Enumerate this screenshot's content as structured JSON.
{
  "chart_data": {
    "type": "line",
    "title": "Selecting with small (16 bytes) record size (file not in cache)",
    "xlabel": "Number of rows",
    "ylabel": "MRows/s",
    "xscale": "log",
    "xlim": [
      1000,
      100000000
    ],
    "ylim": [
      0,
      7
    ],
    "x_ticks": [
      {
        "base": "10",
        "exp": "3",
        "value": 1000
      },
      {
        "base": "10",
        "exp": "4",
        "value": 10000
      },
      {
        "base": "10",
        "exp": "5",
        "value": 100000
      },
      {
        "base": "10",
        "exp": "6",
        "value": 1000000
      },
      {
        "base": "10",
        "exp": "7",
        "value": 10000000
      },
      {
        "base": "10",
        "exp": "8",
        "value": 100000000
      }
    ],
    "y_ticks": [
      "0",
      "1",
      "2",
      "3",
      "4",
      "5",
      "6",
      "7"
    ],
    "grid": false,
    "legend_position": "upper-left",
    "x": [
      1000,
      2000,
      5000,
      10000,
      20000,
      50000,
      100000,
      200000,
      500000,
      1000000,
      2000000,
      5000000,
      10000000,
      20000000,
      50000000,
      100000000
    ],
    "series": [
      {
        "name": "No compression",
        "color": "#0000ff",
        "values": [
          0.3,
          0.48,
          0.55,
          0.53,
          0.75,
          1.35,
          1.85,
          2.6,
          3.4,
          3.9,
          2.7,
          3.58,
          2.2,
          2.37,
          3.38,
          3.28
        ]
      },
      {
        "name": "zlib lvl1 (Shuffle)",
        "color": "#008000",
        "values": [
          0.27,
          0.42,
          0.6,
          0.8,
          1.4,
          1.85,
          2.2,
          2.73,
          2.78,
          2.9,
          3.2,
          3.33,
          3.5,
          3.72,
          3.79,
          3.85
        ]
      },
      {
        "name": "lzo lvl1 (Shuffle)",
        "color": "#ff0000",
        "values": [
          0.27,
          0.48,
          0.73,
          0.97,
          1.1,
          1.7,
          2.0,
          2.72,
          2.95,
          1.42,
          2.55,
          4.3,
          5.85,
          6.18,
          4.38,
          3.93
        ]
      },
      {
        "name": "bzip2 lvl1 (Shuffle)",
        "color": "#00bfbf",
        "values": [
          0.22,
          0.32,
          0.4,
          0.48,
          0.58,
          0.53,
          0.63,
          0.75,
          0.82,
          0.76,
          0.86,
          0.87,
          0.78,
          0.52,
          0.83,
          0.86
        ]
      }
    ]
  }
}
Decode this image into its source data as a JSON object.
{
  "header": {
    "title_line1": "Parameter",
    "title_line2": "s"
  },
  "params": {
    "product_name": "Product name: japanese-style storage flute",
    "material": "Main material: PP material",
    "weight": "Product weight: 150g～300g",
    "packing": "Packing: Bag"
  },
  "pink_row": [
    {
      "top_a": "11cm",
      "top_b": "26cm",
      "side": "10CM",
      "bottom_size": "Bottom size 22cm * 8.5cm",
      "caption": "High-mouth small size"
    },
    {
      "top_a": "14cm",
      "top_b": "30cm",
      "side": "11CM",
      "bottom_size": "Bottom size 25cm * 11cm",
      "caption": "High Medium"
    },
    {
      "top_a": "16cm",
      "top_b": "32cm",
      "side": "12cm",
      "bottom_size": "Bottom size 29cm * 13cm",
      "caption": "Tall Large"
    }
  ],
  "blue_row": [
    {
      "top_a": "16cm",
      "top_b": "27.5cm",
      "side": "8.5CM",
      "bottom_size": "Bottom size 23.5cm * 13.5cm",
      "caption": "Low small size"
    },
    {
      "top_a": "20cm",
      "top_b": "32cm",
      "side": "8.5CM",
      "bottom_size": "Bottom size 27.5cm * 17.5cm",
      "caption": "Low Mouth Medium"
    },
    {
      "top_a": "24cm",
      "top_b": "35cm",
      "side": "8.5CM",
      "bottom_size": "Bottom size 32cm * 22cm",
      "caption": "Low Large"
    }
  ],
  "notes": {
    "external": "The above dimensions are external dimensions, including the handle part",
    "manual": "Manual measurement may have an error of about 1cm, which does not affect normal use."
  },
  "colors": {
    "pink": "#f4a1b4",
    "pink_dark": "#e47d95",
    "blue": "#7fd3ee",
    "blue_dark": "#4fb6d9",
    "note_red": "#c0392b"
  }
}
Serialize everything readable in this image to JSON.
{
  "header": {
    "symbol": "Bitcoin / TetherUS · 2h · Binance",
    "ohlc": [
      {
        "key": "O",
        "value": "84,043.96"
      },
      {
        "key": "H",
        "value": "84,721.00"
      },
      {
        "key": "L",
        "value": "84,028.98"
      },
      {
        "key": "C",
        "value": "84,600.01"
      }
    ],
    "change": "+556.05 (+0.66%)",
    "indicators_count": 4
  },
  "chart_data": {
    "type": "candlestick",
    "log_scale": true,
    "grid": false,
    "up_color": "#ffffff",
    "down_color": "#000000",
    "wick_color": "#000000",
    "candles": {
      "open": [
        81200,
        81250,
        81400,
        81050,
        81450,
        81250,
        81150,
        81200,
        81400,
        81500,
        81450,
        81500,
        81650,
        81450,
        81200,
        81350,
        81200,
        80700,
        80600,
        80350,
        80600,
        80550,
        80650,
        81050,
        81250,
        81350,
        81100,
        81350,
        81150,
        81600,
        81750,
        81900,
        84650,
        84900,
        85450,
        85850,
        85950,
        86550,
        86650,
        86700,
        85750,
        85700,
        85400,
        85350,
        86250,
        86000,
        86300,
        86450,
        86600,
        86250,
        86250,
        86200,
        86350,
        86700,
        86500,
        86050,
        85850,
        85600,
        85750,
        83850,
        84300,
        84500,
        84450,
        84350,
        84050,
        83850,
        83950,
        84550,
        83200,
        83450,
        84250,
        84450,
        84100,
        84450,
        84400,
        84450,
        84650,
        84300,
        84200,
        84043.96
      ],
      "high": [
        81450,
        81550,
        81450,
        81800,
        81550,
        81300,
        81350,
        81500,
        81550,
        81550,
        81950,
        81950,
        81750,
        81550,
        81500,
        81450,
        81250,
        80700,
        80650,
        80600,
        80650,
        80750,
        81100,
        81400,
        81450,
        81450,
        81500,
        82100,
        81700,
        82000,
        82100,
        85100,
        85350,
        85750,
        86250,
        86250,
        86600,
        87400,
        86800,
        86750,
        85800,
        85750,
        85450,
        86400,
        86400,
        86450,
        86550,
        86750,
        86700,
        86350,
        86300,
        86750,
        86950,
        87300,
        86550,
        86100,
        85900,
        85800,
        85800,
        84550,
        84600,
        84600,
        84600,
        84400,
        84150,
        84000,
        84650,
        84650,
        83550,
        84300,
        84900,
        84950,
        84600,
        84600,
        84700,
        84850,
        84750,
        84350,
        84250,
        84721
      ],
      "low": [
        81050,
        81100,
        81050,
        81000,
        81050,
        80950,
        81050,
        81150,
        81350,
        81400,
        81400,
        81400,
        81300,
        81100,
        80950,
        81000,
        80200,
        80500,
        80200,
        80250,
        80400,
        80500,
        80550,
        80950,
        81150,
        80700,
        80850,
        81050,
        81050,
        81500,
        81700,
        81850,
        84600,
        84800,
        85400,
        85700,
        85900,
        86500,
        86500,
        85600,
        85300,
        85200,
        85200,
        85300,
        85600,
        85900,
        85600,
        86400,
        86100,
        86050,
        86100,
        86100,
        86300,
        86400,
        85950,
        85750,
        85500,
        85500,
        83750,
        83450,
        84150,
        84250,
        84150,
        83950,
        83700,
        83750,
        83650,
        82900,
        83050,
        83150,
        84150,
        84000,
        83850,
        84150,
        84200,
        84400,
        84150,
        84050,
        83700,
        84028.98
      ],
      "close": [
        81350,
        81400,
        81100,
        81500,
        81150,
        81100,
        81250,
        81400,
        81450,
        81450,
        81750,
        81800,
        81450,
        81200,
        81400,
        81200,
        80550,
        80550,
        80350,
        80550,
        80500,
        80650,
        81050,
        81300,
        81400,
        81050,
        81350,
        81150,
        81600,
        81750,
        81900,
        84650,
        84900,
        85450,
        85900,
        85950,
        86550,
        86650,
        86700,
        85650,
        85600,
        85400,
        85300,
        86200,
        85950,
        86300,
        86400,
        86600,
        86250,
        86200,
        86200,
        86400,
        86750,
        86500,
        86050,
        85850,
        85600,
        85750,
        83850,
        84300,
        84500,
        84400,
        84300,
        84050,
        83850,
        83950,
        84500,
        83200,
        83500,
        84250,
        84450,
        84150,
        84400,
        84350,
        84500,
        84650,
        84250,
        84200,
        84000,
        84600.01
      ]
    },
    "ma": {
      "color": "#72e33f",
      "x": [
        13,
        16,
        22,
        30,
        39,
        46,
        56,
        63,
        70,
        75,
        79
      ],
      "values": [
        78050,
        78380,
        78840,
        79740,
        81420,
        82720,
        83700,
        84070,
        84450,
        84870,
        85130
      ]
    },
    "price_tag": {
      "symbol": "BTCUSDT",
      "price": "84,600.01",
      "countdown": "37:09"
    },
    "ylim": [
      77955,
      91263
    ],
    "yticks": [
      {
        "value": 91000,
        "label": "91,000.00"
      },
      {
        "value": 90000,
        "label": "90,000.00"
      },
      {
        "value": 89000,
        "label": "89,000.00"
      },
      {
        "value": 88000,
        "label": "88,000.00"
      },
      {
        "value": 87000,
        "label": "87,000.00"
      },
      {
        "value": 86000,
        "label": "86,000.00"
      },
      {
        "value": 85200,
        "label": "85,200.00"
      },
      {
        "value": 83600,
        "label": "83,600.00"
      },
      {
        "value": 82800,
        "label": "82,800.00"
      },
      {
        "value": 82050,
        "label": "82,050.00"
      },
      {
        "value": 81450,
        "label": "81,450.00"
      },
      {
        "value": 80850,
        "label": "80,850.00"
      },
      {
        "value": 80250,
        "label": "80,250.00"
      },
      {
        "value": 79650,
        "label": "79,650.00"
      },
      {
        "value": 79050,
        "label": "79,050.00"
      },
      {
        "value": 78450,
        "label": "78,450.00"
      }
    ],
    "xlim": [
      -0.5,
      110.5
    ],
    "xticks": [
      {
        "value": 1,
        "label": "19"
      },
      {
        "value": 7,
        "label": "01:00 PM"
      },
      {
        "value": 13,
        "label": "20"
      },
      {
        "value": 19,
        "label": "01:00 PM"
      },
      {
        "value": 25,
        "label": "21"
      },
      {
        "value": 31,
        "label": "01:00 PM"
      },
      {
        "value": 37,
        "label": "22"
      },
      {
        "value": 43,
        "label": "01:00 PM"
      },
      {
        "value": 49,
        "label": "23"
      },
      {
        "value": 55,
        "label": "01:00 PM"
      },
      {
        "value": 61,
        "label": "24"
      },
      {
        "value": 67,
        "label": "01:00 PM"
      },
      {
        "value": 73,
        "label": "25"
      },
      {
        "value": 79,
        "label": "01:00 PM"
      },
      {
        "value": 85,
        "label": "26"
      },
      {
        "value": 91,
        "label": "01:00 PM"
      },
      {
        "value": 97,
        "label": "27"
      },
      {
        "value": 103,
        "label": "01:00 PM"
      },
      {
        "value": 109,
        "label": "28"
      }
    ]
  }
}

*Stated goal*
Look through the data and show every line containing "name".

*Written reply*
        "name": "No compression",
        "name": "zlib lvl1 (Shuffle)",
        "name": "lzo lvl1 (Shuffle)",
        "name": "bzip2 lvl1 (Shuffle)",
    "product_name": "Product name: japanese-style storage flute",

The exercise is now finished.